(Stored data)
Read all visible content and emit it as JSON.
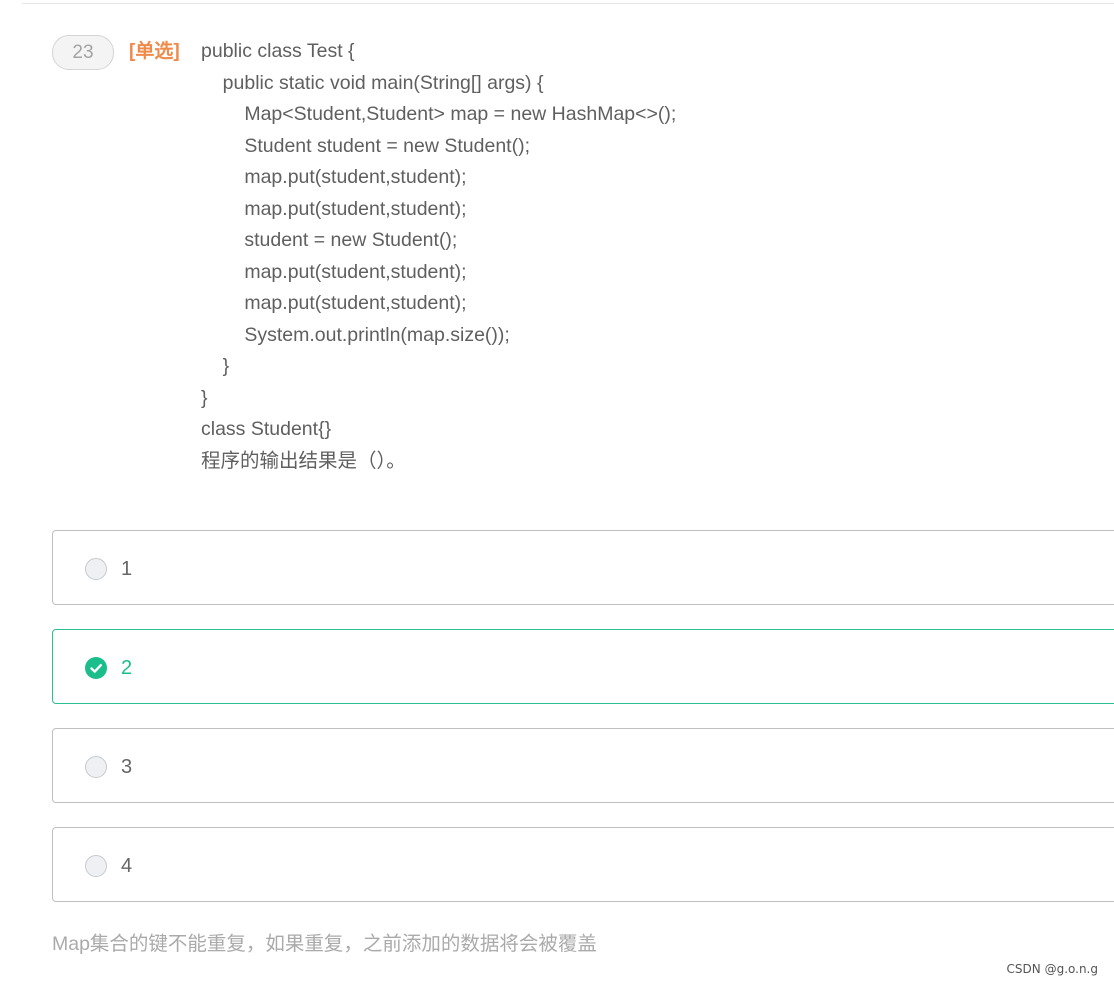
{
  "question": {
    "number": "23",
    "type_label": "[单选]",
    "code_lines": [
      "public class Test {",
      "    public static void main(String[] args) {",
      "        Map<Student,Student> map = new HashMap<>();",
      "        Student student = new Student();",
      "        map.put(student,student);",
      "        map.put(student,student);",
      "        student = new Student();",
      "        map.put(student,student);",
      "        map.put(student,student);",
      "        System.out.println(map.size());",
      "    }",
      "}",
      "class Student{}",
      "程序的输出结果是（）。"
    ]
  },
  "options": [
    {
      "label": "1",
      "selected": false
    },
    {
      "label": "2",
      "selected": true
    },
    {
      "label": "3",
      "selected": false
    },
    {
      "label": "4",
      "selected": false
    }
  ],
  "explanation": "Map集合的键不能重复，如果重复，之前添加的数据将会被覆盖",
  "watermark": "CSDN @g.o.n.g",
  "colors": {
    "type_label": "#f08a4b",
    "selected_accent": "#19be8b",
    "option_border": "#bfbfbf"
  },
  "icons": {
    "selected": "check-circle-icon",
    "unselected": "radio-empty-icon"
  }
}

### What you should do:
Set the entries down again exactly. Do not include the images.

### Output:
Read all visible content and emit it as JSON.
{
  "question": {
    "number": "23",
    "type_label": "[单选]",
    "code_lines": [
      "public class Test {",
      "    public static void main(String[] args) {",
      "        Map<Student,Student> map = new HashMap<>();",
      "        Student student = new Student();",
      "        map.put(student,student);",
      "        map.put(student,student);",
      "        student = new Student();",
      "        map.put(student,student);",
      "        map.put(student,student);",
      "        System.out.println(map.size());",
      "    }",
      "}",
      "class Student{}",
      "程序的输出结果是（）。"
    ]
  },
  "options": [
    {
      "label": "1",
      "selected": false
    },
    {
      "label": "2",
      "selected": true
    },
    {
      "label": "3",
      "selected": false
    },
    {
      "label": "4",
      "selected": false
    }
  ],
  "explanation": "Map集合的键不能重复，如果重复，之前添加的数据将会被覆盖",
  "watermark": "CSDN @g.o.n.g",
  "colors": {
    "type_label": "#f08a4b",
    "selected_accent": "#19be8b",
    "option_border": "#bfbfbf"
  },
  "icons": {
    "selected": "check-circle-icon",
    "unselected": "radio-empty-icon"
  }
}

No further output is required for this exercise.